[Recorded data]
::::

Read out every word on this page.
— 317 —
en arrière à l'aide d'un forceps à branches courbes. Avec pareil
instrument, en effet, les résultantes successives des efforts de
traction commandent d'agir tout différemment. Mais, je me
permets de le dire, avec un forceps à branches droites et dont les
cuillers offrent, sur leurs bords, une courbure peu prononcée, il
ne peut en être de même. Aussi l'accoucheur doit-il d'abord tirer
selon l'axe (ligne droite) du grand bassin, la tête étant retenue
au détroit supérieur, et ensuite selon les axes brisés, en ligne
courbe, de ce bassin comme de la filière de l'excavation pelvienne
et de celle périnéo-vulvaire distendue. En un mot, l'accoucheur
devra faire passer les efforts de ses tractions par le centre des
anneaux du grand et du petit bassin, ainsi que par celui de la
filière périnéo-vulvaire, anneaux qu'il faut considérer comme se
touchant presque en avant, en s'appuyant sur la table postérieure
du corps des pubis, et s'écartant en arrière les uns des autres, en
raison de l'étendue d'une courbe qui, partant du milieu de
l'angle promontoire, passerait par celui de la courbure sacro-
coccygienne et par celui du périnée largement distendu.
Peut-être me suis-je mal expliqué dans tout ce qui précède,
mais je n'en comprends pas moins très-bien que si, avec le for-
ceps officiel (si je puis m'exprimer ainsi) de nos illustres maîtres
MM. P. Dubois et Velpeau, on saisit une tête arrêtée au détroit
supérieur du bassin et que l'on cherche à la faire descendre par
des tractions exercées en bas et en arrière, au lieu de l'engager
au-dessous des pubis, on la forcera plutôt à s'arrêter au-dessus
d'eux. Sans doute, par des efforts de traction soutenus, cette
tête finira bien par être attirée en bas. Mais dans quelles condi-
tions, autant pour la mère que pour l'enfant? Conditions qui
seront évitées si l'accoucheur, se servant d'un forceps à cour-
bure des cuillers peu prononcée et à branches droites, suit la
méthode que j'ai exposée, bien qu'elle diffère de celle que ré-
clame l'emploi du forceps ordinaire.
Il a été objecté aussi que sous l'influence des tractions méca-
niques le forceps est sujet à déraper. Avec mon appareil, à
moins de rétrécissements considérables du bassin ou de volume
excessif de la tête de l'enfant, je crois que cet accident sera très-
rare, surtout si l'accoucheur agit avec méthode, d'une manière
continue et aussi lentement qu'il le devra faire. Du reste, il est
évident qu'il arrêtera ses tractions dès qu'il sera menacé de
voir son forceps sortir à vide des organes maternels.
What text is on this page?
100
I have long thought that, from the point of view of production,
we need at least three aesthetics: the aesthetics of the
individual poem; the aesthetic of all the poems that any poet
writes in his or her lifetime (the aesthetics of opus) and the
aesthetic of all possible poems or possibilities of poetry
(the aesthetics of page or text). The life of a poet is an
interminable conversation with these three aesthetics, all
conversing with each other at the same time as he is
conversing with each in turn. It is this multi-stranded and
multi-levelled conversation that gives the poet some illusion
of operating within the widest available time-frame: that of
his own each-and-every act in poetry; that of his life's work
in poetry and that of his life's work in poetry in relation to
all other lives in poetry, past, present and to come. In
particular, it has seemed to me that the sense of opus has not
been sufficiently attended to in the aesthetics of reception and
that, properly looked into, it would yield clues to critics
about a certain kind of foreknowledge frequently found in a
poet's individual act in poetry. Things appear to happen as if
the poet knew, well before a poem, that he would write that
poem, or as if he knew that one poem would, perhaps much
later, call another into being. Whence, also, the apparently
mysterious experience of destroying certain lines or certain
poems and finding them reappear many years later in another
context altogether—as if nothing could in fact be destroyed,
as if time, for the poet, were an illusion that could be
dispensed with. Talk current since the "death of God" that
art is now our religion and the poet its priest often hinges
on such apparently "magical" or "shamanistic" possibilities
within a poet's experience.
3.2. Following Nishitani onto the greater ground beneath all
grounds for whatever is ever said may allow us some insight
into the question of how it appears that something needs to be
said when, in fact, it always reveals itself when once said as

::::

Directions: Transcribe the full listing above without leaving anything out.

Response:
Read out every word on this page.
— 317 —
en arrière à l'aide d'un forceps à branches courbes. Avec pareil
instrument, en effet, les résultantes successives des efforts de
traction commandent d'agir tout différemment. Mais, je me
permets de le dire, avec un forceps à branches droites et dont les
cuillers offrent, sur leurs bords, une courbure peu prononcée, il
ne peut en être de même. Aussi l'accoucheur doit-il d'abord tirer
selon l'axe (ligne droite) du grand bassin, la tête étant retenue
au détroit supérieur, et ensuite selon les axes brisés, en ligne
courbe, de ce bassin comme de la filière de l'excavation pelvienne
et de celle périnéo-vulvaire distendue. En un mot, l'accoucheur
devra faire passer les efforts de ses tractions par le centre des
anneaux du grand et du petit bassin, ainsi que par celui de la
filière périnéo-vulvaire, anneaux qu'il faut considérer comme se
touchant presque en avant, en s'appuyant sur la table postérieure
du corps des pubis, et s'écartant en arrière les uns des autres, en
raison de l'étendue d'une courbe qui, partant du milieu de
l'angle promontoire, passerait par celui de la courbure sacro-
coccygienne et par celui du périnée largement distendu.
Peut-être me suis-je mal expliqué dans tout ce qui précède,
mais je n'en comprends pas moins très-bien que si, avec le for-
ceps officiel (si je puis m'exprimer ainsi) de nos illustres maîtres
MM. P. Dubois et Velpeau, on saisit une tête arrêtée au détroit
supérieur du bassin et que l'on cherche à la faire descendre par
des tractions exercées en bas et en arrière, au lieu de l'engager
au-dessous des pubis, on la forcera plutôt à s'arrêter au-dessus
d'eux. Sans doute, par des efforts de traction soutenus, cette
tête finira bien par être attirée en bas. Mais dans quelles condi-
tions, autant pour la mère que pour l'enfant? Conditions qui
seront évitées si l'accoucheur, se servant d'un forceps à cour-
bure des cuillers peu prononcée et à branches droites, suit la
méthode que j'ai exposée, bien qu'elle diffère de celle que ré-
clame l'emploi du forceps ordinaire.
Il a été objecté aussi que sous l'influence des tractions méca-
niques le forceps est sujet à déraper. Avec mon appareil, à
moins de rétrécissements considérables du bassin ou de volume
excessif de la tête de l'enfant, je crois que cet accident sera très-
rare, surtout si l'accoucheur agit avec méthode, d'une manière
continue et aussi lentement qu'il le devra faire. Du reste, il est
évident qu'il arrêtera ses tractions dès qu'il sera menacé de
voir son forceps sortir à vide des organes maternels.
What text is on this page?
100
I have long thought that, from the point of view of production,
we need at least three aesthetics: the aesthetics of the
individual poem; the aesthetic of all the poems that any poet
writes in his or her lifetime (the aesthetics of opus) and the
aesthetic of all possible poems or possibilities of poetry
(the aesthetics of page or text). The life of a poet is an
interminable conversation with these three aesthetics, all
conversing with each other at the same time as he is
conversing with each in turn. It is this multi-stranded and
multi-levelled conversation that gives the poet some illusion
of operating within the widest available time-frame: that of
his own each-and-every act in poetry; that of his life's work
in poetry and that of his life's work in poetry in relation to
all other lives in poetry, past, present and to come. In
particular, it has seemed to me that the sense of opus has not
been sufficiently attended to in the aesthetics of reception and
that, properly looked into, it would yield clues to critics
about a certain kind of foreknowledge frequently found in a
poet's individual act in poetry. Things appear to happen as if
the poet knew, well before a poem, that he would write that
poem, or as if he knew that one poem would, perhaps much
later, call another into being. Whence, also, the apparently
mysterious experience of destroying certain lines or certain
poems and finding them reappear many years later in another
context altogether—as if nothing could in fact be destroyed,
as if time, for the poet, were an illusion that could be
dispensed with. Talk current since the "death of God" that
art is now our religion and the poet its priest often hinges
on such apparently "magical" or "shamanistic" possibilities
within a poet's experience.
3.2. Following Nishitani onto the greater ground beneath all
grounds for whatever is ever said may allow us some insight
into the question of how it appears that something needs to be
said when, in fact, it always reveals itself when once said as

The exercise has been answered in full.